▶ _Task to carry out_:
Below are some records. Say how many of their lines contain the string "área", and give nothing but the number.

____________

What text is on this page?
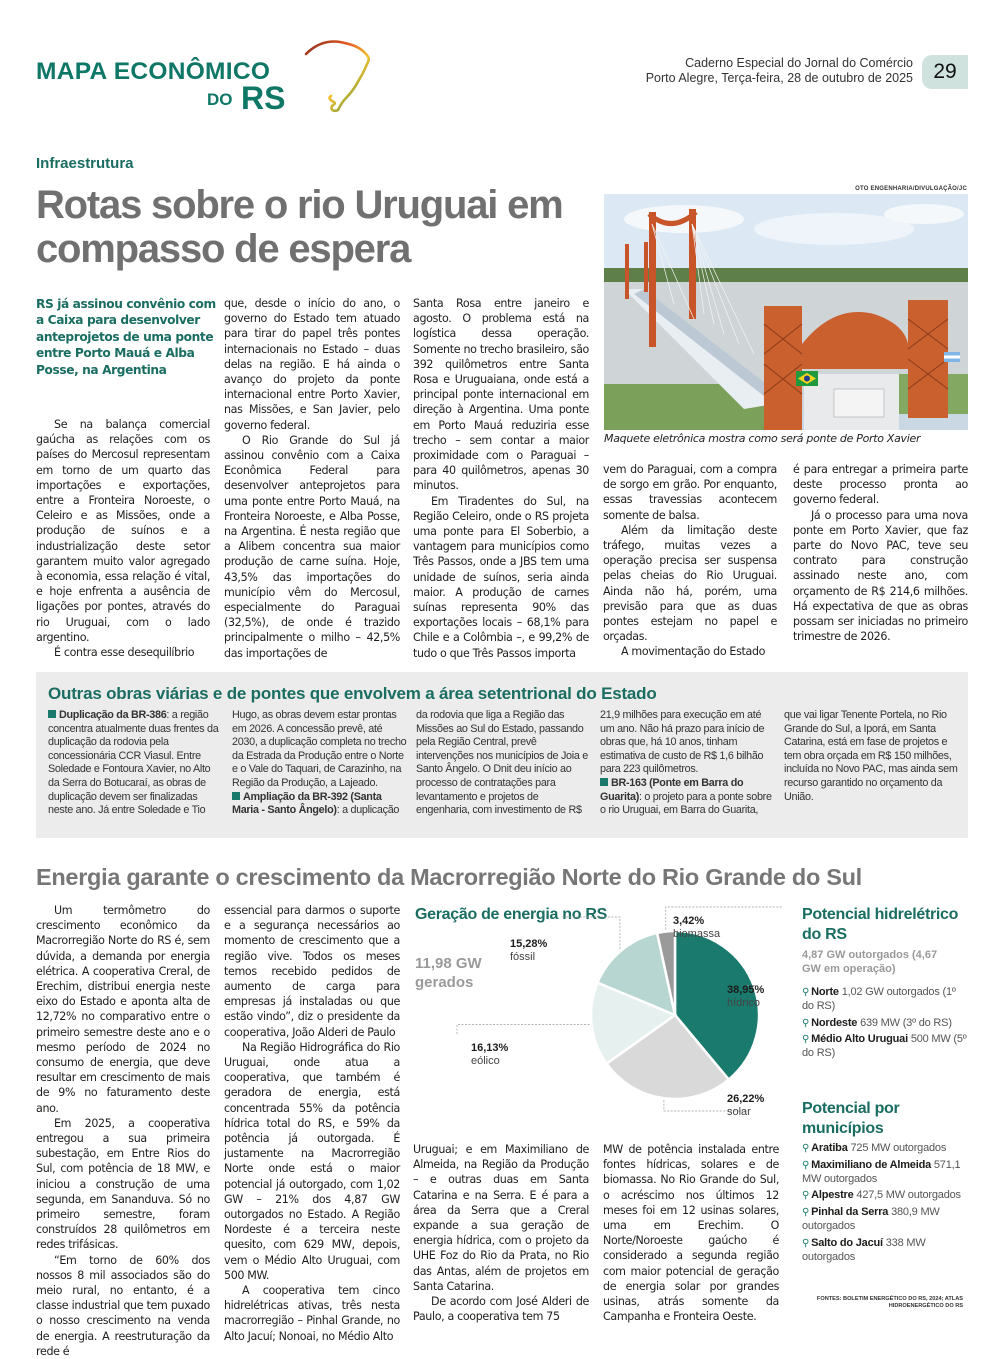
MAPA ECONÔMICO
DO RS
Caderno Especial do Jornal do Comércio
Porto Alegre, Terça-feira, 28 de outubro de 2025 29
Infraestrutura
Rotas sobre o rio Uruguai em compasso de espera
RS já assinou convênio com a Caixa para desenvolver anteprojetos de uma ponte entre Porto Mauá e Alba Posse, na Argentina

Se na balança comercial gaúcha as relações com os países do Mercosul representam em torno de um quarto das importações e exportações, entre a Fronteira Noroeste, o Celeiro e as Missões, onde a produção de suínos e a industrialização deste setor garantem muito valor agregado à economia, essa relação é vital, e hoje enfrenta a ausência de ligações por pontes, através do rio Uruguai, com o lado argentino.

É contra esse desequilíbrio

que, desde o início do ano, o governo do Estado tem atuado para tirar do papel três pontes internacionais no Estado – duas delas na região. E há ainda o avanço do projeto da ponte internacional entre Porto Xavier, nas Missões, e San Javier, pelo governo federal.

O Rio Grande do Sul já assinou convênio com a Caixa Econômica Federal para desenvolver anteprojetos para uma ponte entre Porto Mauá, na Fronteira Noroeste, e Alba Posse, na Argentina. É nesta região que a Alibem concentra sua maior produção de carne suína. Hoje, 43,5% das importações do município vêm do Mercosul, especialmente do Paraguai (32,5%), de onde é trazido principalmente o milho – 42,5% das importações de

Santa Rosa entre janeiro e agosto. O problema está na logística dessa operação. Somente no trecho brasileiro, são 392 quilômetros entre Santa Rosa e Uruguaiana, onde está a principal ponte internacional em direção à Argentina. Uma ponte em Porto Mauá reduziria esse trecho – sem contar a maior proximidade com o Paraguai – para 40 quilômetros, apenas 30 minutos.

Em Tiradentes do Sul, na Região Celeiro, onde o RS projeta uma ponte para El Soberbio, a vantagem para municípios como Três Passos, onde a JBS tem uma unidade de suínos, seria ainda maior. A produção de carnes suínas representa 90% das exportações locais – 68,1% para Chile e a Colômbia –, e 99,2% de tudo o que Três Passos importa

vem do Paraguai, com a compra de sorgo em grão. Por enquanto, essas travessias acontecem somente de balsa.

Além da limitação deste tráfego, muitas vezes a operação precisa ser suspensa pelas cheias do Rio Uruguai. Ainda não há, porém, uma previsão para que as duas pontes estejam no papel e orçadas.

A movimentação do Estado

é para entregar a primeira parte deste processo pronta ao governo federal.

Já o processo para uma nova ponte em Porto Xavier, que faz parte do Novo PAC, teve seu contrato para construção assinado neste ano, com orçamento de R$ 214,6 milhões. Há expectativa de que as obras possam ser iniciadas no primeiro trimestre de 2026.

OTO ENGENHARIA/DIVULGAÇÃO/JC
Maquete eletrônica mostra como será ponte de Porto Xavier
Outras obras viárias e de pontes que envolvem a área setentrional do Estado
Duplicação da BR-386: a região concentra atualmente duas frentes da duplicação da rodovia pela concessionária CCR Viasul. Entre Soledade e Fontoura Xavier, no Alto da Serra do Botucaraí, as obras de duplicação devem ser finalizadas neste ano. Já entre Soledade e Tio Hugo, as obras devem estar prontas em 2026. A concessão prevê, até 2030, a duplicação completa no trecho da Estrada da Produção entre o Norte e o Vale do Taquari, de Carazinho, na Região da Produção, a Lajeado.
Ampliação da BR-392 (Santa Maria - Santo Ângelo): a duplicação da rodovia que liga a Região das Missões ao Sul do Estado, passando pela Região Central, prevê intervenções nos municípios de Joia e Santo Ângelo. O Dnit deu início ao processo de contratações para levantamento e projetos de engenharia, com investimento de R$ 21,9 milhões para execução em até um ano. Não há prazo para início de obras que, há 10 anos, tinham estimativa de custo de R$ 1,6 bilhão para 223 quilômetros.
BR-163 (Ponte em Barra do Guarita): o projeto para a ponte sobre o rio Uruguai, em Barra do Guarita, que vai ligar Tenente Portela, no Rio Grande do Sul, a Iporá, em Santa Catarina, está em fase de projetos e tem obra orçada em R$ 150 milhões, incluída no Novo PAC, mas ainda sem recurso garantido no orçamento da União.
Energia garante o crescimento da Macrorregião Norte do Rio Grande do Sul

Um termômetro do crescimento econômico da Macrorregião Norte do RS é, sem dúvida, a demanda por energia elétrica. A cooperativa Creral, de Erechim, distribui energia neste eixo do Estado e aponta alta de 12,72% no comparativo entre o primeiro semestre deste ano e o mesmo período de 2024 no consumo de energia, que deve resultar em crescimento de mais de 9% no faturamento deste ano.

Em 2025, a cooperativa entregou a sua primeira subestação, em Entre Rios do Sul, com potência de 18 MW, e iniciou a construção de uma segunda, em Sananduva. Só no primeiro semestre, foram construídos 28 quilômetros em redes trifásicas.

“Em torno de 60% dos nossos 8 mil associados são do meio rural, no entanto, é a classe industrial que tem puxado o nosso crescimento na venda de energia. A reestruturação da rede é

essencial para darmos o suporte e a segurança necessários ao momento de crescimento que a região vive. Todos os meses temos recebido pedidos de aumento de carga para empresas já instaladas ou que estão vindo”, diz o presidente da cooperativa, João Alderi de Paulo

Na Região Hidrográfica do Rio Uruguai, onde atua a cooperativa, que também é geradora de energia, está concentrada 55% da potência hídrica total do RS, e 59% da potência já outorgada. É justamente na Macrorregião Norte onde está o maior potencial já outorgado, com 1,02 GW – 21% dos 4,87 GW outorgados no Estado. A Região Nordeste é a terceira neste quesito, com 629 MW, depois, vem o Médio Alto Uruguai, com 500 MW.

A cooperativa tem cinco hidrelétricas ativas, três nesta macrorregião – Pinhal Grande, no Alto Jacuí; Nonoai, no Médio Alto

Uruguai; e em Maximiliano de Almeida, na Região da Produção – e outras duas em Santa Catarina e na Serra. E é para a área da Serra que a Creral expande a sua geração de energia hídrica, com o projeto da UHE Foz do Rio da Prata, no Rio das Antas, além de projetos em Santa Catarina.

De acordo com José Alderi de Paulo, a cooperativa tem 75

MW de potência instalada entre fontes hídricas, solares e de biomassa. No Rio Grande do Sul, o acréscimo nos últimos 12 meses foi em 12 usinas solares, uma em Erechim. O Norte/Noroeste gaúcho é considerado a segunda região com maior potencial de geração de energia solar por grandes usinas, atrás somente da Campanha e Fronteira Oeste.

Geração de energia no RS
11,98 GW gerados	38,95%
hídrico
26,22%
solar
16,13%
eólico
15,28%
fóssil
3,42%
biomassa
Potencial hidrelétrico do RS
4,87 GW outorgados (4,67 GW em operação)
⚲ Norte 1,02 GW outorgados (1º do RS)
⚲ Nordeste 639 MW (3º do RS)
⚲ Médio Alto Uruguai 500 MW (5º do RS)
Potencial por municípios
⚲ Aratiba 725 MW outorgados
⚲ Maximiliano de Almeida 571,1 MW outorgados
⚲ Alpestre 427,5 MW outorgados
⚲ Pinhal da Serra 380,9 MW outorgados
⚲ Salto do Jacuí 338 MW outorgados
FONTES: BOLETIM ENERGÉTICO DO RS, 2024; ATLAS HIDROENERGÉTICO DO RS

____________

▶ _Answer_:
2